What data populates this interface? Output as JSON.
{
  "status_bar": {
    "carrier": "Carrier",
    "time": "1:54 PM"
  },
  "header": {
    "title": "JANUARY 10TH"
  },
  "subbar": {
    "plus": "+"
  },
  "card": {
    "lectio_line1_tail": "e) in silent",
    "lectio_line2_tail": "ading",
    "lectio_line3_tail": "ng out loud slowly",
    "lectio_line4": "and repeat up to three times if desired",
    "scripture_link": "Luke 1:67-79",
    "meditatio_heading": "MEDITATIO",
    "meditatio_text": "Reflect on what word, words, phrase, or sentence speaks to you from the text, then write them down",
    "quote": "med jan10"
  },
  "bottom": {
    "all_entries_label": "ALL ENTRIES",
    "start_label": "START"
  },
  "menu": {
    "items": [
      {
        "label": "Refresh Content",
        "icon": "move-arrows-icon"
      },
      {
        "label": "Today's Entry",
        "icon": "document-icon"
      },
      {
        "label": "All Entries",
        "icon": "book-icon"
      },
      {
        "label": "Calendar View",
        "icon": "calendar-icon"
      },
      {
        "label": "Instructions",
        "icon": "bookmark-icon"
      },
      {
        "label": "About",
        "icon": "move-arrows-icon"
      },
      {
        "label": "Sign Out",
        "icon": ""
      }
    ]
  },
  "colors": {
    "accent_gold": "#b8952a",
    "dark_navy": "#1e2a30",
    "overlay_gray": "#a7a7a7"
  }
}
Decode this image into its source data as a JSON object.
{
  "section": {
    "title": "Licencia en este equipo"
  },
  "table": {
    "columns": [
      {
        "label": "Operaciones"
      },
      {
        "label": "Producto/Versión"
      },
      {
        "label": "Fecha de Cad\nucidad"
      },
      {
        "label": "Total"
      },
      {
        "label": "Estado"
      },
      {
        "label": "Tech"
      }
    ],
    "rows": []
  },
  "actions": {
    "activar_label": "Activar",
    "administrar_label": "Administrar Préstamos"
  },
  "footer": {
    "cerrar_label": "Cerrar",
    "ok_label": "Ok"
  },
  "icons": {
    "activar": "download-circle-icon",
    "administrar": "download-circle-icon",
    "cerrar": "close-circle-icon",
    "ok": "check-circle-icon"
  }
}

---

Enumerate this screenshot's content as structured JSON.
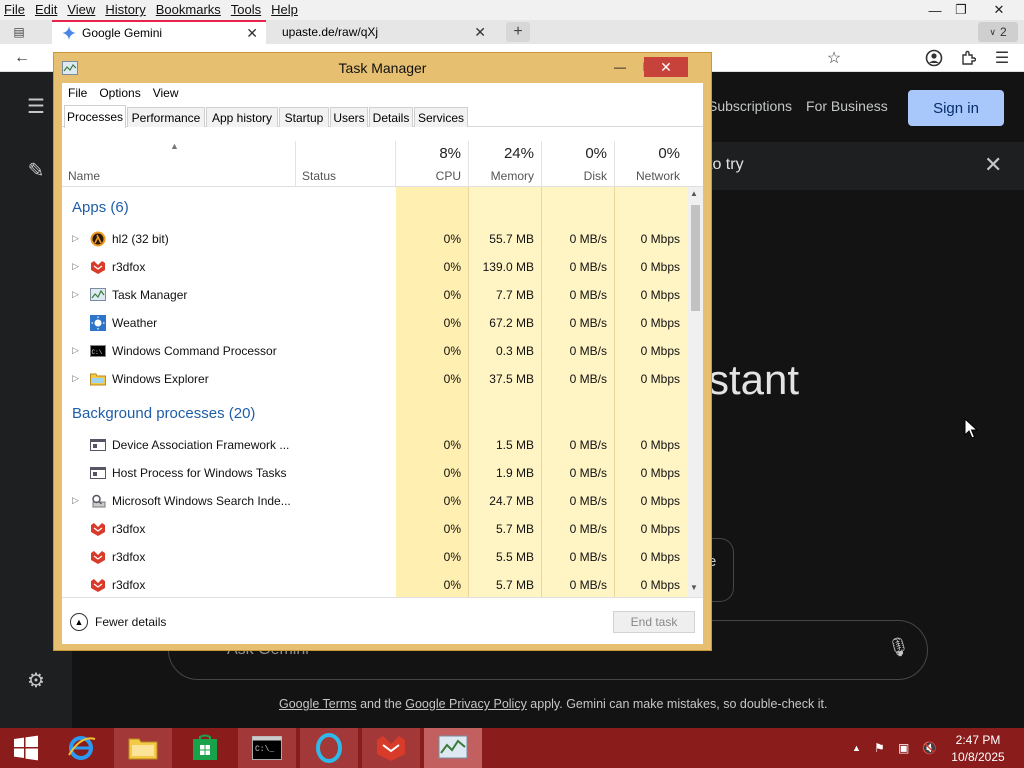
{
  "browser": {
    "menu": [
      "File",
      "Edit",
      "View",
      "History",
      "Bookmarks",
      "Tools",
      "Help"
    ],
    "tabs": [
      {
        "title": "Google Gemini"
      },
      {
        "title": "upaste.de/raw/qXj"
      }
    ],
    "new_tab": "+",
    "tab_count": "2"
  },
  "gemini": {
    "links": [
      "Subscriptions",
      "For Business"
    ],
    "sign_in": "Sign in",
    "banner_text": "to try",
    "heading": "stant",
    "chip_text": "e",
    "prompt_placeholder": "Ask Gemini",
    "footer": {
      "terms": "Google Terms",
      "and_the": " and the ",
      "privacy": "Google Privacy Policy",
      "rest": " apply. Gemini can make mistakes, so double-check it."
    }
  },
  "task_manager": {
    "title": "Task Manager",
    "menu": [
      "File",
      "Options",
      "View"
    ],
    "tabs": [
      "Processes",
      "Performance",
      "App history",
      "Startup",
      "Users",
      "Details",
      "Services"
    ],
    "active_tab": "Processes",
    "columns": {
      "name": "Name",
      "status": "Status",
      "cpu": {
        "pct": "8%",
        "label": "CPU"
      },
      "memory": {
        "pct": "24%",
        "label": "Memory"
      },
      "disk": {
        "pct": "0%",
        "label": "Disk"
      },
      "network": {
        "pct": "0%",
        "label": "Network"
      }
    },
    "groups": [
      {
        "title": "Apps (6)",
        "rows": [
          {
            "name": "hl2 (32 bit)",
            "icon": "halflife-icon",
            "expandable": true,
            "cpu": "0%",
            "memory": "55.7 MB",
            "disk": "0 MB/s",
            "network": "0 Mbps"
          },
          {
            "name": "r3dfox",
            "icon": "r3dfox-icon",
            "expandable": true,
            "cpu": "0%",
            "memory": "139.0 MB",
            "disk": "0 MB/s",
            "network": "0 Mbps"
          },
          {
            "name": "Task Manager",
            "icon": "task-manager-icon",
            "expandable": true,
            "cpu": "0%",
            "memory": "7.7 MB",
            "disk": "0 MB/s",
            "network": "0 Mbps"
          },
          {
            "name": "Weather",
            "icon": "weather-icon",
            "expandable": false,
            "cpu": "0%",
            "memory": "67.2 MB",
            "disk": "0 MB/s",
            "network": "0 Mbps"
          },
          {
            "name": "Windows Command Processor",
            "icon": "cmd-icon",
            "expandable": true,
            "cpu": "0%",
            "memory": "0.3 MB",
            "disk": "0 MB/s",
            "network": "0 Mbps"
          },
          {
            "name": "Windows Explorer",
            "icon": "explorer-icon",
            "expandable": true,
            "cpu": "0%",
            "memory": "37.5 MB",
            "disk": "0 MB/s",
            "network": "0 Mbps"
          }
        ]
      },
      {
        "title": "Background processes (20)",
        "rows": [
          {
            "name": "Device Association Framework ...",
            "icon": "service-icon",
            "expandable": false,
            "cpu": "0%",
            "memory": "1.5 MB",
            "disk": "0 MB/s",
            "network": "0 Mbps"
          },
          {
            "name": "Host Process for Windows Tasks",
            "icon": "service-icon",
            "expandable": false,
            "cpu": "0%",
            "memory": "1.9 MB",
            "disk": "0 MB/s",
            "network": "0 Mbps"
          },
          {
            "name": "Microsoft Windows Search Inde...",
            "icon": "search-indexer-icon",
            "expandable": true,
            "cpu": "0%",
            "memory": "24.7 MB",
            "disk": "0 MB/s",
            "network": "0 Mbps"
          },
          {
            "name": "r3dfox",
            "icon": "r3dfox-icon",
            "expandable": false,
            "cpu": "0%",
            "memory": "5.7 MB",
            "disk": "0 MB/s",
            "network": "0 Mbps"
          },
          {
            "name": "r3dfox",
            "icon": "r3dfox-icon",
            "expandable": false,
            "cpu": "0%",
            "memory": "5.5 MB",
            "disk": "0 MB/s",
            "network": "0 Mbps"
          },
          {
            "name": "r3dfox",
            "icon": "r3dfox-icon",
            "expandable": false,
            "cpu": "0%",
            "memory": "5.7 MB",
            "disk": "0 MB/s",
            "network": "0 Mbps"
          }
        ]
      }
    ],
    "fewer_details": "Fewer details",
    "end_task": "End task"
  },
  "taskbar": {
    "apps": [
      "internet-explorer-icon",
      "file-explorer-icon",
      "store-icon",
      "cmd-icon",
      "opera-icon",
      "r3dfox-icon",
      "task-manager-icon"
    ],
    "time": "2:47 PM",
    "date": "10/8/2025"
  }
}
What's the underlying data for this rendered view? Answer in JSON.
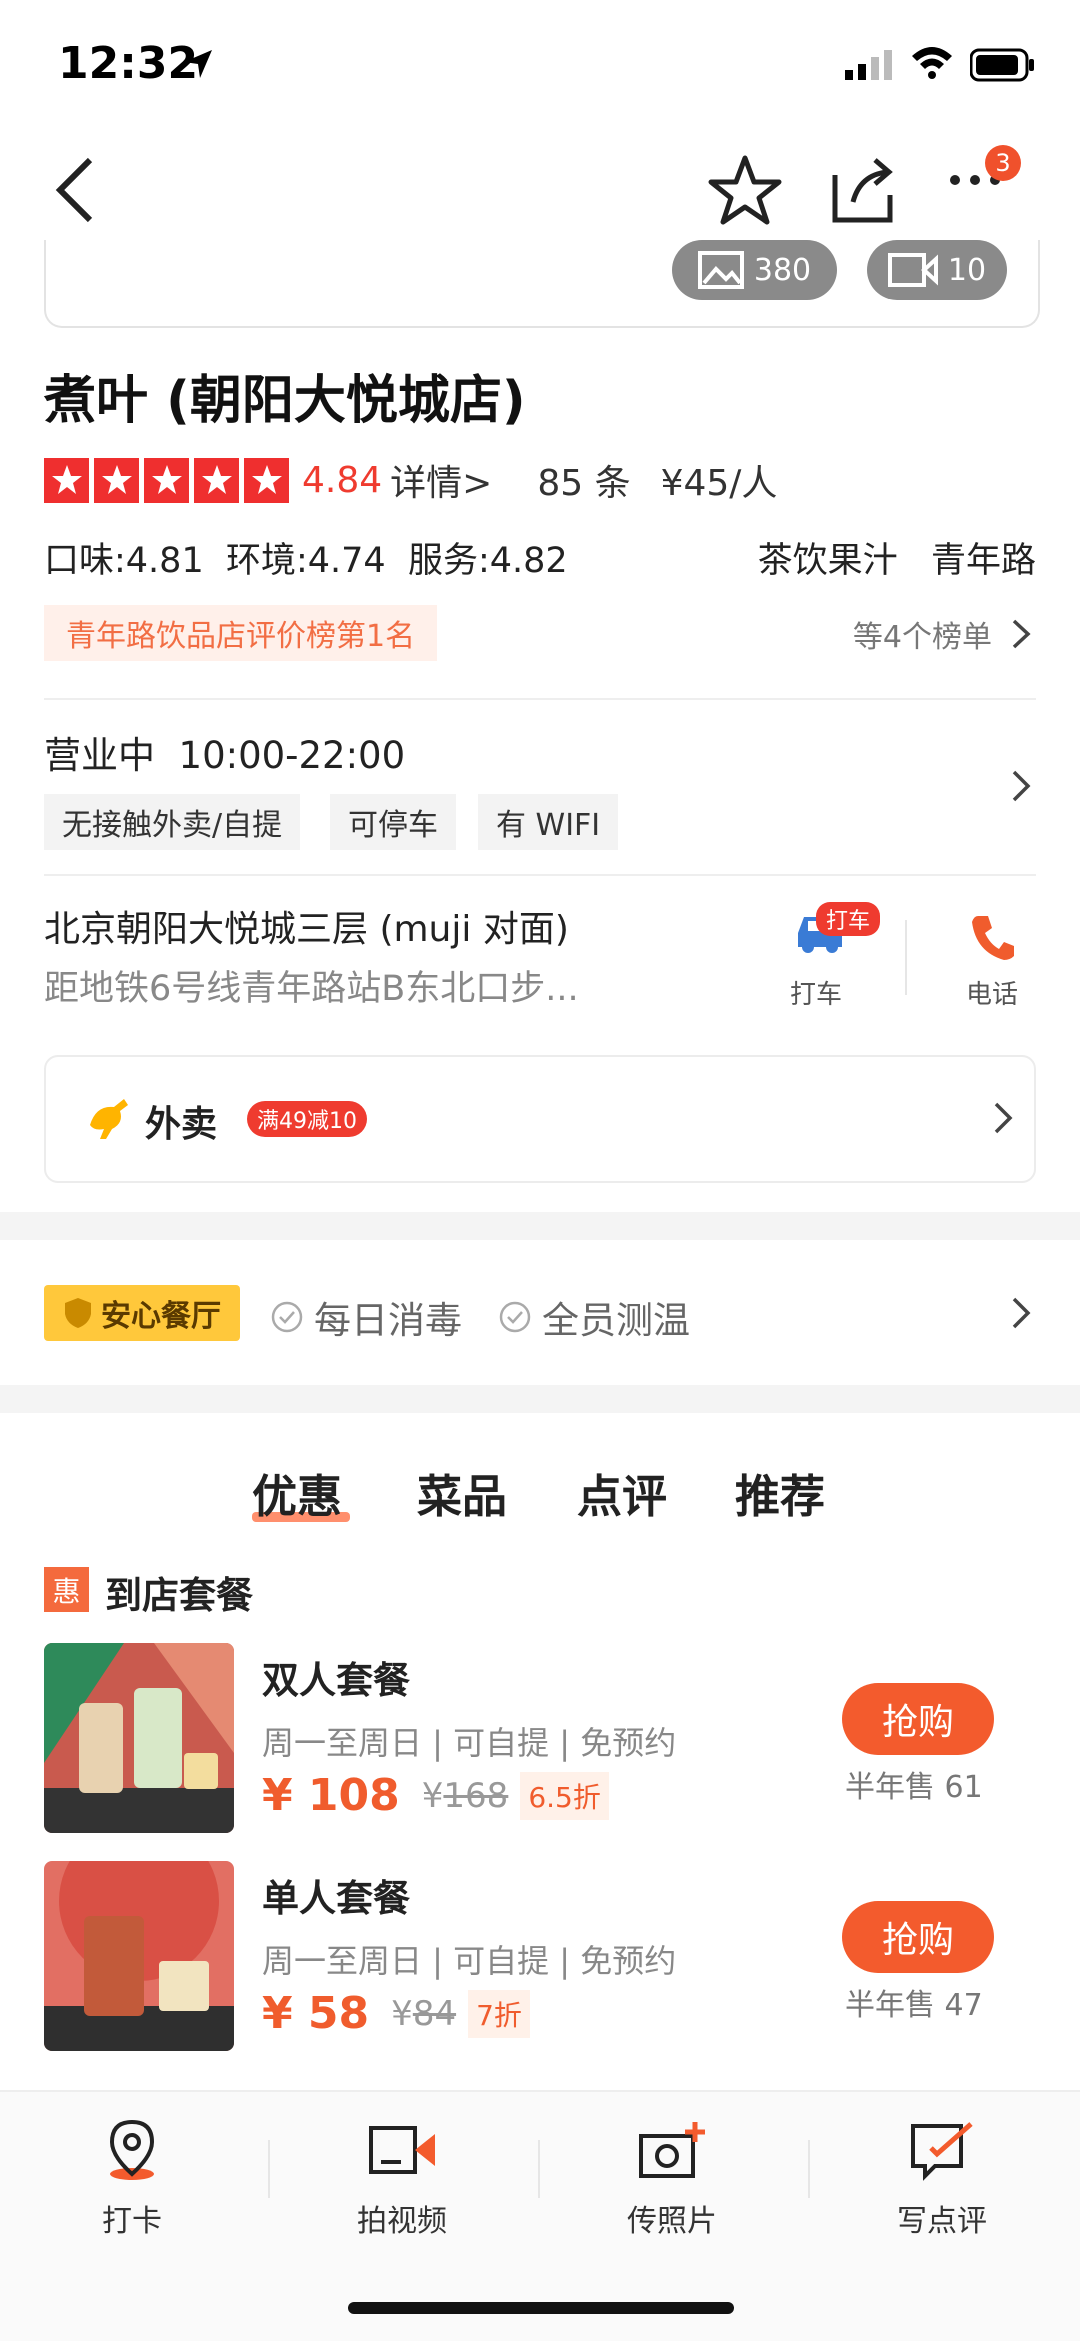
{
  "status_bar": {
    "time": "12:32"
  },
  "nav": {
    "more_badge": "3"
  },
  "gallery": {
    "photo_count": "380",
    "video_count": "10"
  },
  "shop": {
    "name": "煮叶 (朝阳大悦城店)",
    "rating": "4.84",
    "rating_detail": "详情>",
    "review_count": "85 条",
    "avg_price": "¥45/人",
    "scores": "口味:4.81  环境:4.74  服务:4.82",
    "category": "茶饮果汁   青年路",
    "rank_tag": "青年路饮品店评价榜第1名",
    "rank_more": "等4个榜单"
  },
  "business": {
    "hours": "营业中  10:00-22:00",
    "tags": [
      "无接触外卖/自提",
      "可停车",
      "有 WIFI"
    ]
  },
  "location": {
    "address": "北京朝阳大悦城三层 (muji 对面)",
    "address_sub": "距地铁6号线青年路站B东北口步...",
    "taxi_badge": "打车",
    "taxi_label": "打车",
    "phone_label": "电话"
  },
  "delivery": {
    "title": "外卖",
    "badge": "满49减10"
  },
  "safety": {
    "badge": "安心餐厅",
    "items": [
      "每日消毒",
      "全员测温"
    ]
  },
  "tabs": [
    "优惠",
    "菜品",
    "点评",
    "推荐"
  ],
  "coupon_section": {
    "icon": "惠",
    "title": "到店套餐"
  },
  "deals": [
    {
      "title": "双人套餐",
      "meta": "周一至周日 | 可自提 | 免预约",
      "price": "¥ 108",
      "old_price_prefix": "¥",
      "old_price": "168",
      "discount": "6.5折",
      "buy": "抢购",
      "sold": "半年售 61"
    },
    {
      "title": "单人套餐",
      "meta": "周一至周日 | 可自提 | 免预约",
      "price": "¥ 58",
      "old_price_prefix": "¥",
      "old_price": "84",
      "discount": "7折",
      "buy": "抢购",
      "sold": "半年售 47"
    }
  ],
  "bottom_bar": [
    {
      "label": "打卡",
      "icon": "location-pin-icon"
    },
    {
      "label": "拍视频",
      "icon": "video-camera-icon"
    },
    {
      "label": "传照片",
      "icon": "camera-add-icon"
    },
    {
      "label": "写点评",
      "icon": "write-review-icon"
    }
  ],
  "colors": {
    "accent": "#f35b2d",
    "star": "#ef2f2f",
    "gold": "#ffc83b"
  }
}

- [Prompt] Search the data for the word "write" and copy each line where it appears.

- [Output of the task]
    "meditatio_text": "Reflect on what word, words, phrase, or sentence speaks to you from the text, then write them down",
      "icon": "write-review-icon"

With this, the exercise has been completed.